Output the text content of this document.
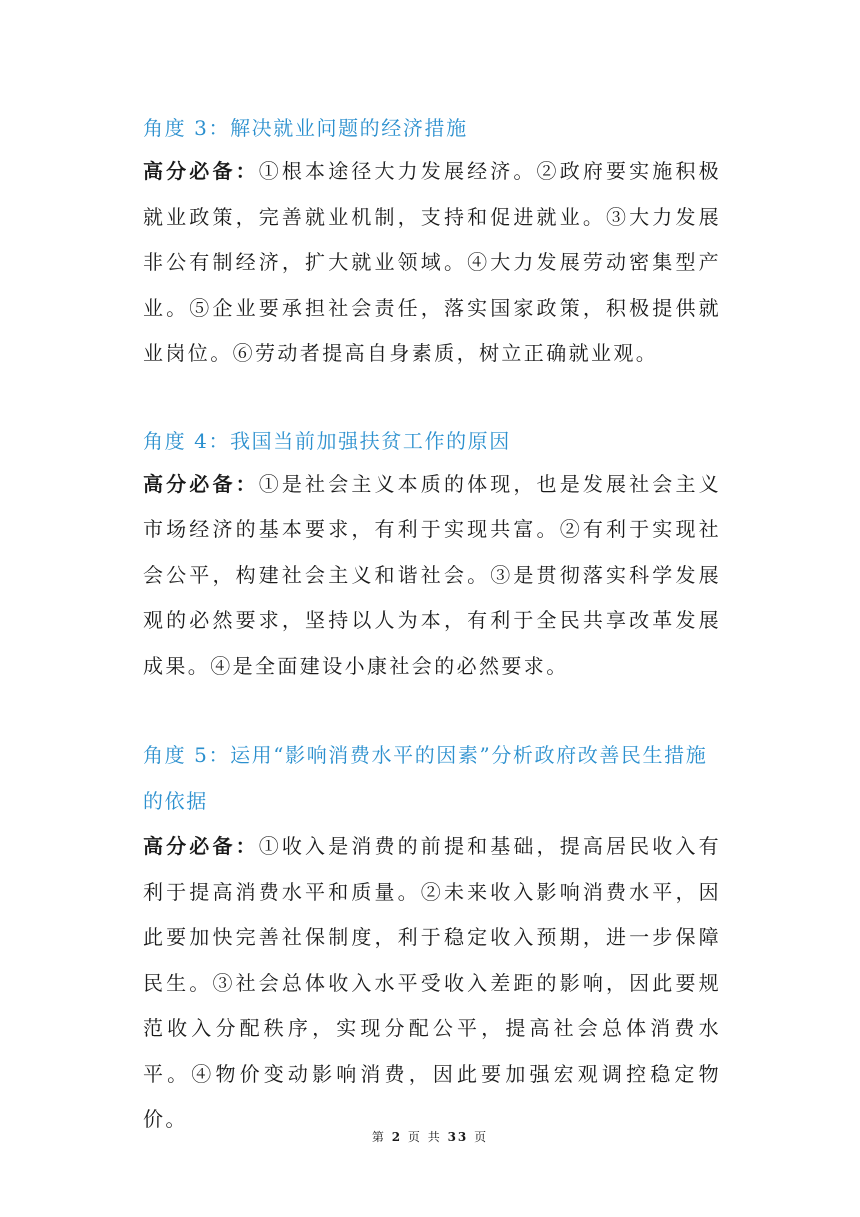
角度 3：解决就业问题的经济措施

高分必备：①根本途径大力发展经济。②政府要实施积极就业政策，完善就业机制，支持和促进就业。③大力发展非公有制经济，扩大就业领域。④大力发展劳动密集型产业。⑤企业要承担社会责任，落实国家政策，积极提供就业岗位。⑥劳动者提高自身素质，树立正确就业观。

角度 4：我国当前加强扶贫工作的原因

高分必备：①是社会主义本质的体现，也是发展社会主义市场经济的基本要求，有利于实现共富。②有利于实现社会公平，构建社会主义和谐社会。③是贯彻落实科学发展观的必然要求，坚持以人为本，有利于全民共享改革发展成果。④是全面建设小康社会的必然要求。

角度 5：运用“影响消费水平的因素”分析政府改善民生措施的依据

高分必备：①收入是消费的前提和基础，提高居民收入有利于提高消费水平和质量。②未来收入影响消费水平，因此要加快完善社保制度，利于稳定收入预期，进一步保障民生。③社会总体收入水平受收入差距的影响，因此要规范收入分配秩序，实现分配公平，提高社会总体消费水平。④物价变动影响消费，因此要加强宏观调控稳定物价。

第 2 页 共 33 页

****************

EXERCISE AIM
Without the pictures, return all the records precisely as they stand.

REPLY
Output the text content of this document.
角度 3：解决就业问题的经济措施

高分必备：①根本途径大力发展经济。②政府要实施积极就业政策，完善就业机制，支持和促进就业。③大力发展非公有制经济，扩大就业领域。④大力发展劳动密集型产业。⑤企业要承担社会责任，落实国家政策，积极提供就业岗位。⑥劳动者提高自身素质，树立正确就业观。

角度 4：我国当前加强扶贫工作的原因

高分必备：①是社会主义本质的体现，也是发展社会主义市场经济的基本要求，有利于实现共富。②有利于实现社会公平，构建社会主义和谐社会。③是贯彻落实科学发展观的必然要求，坚持以人为本，有利于全民共享改革发展成果。④是全面建设小康社会的必然要求。

角度 5：运用“影响消费水平的因素”分析政府改善民生措施的依据

高分必备：①收入是消费的前提和基础，提高居民收入有利于提高消费水平和质量。②未来收入影响消费水平，因此要加快完善社保制度，利于稳定收入预期，进一步保障民生。③社会总体收入水平受收入差距的影响，因此要规范收入分配秩序，实现分配公平，提高社会总体消费水平。④物价变动影响消费，因此要加强宏观调控稳定物价。

第 2 页 共 33 页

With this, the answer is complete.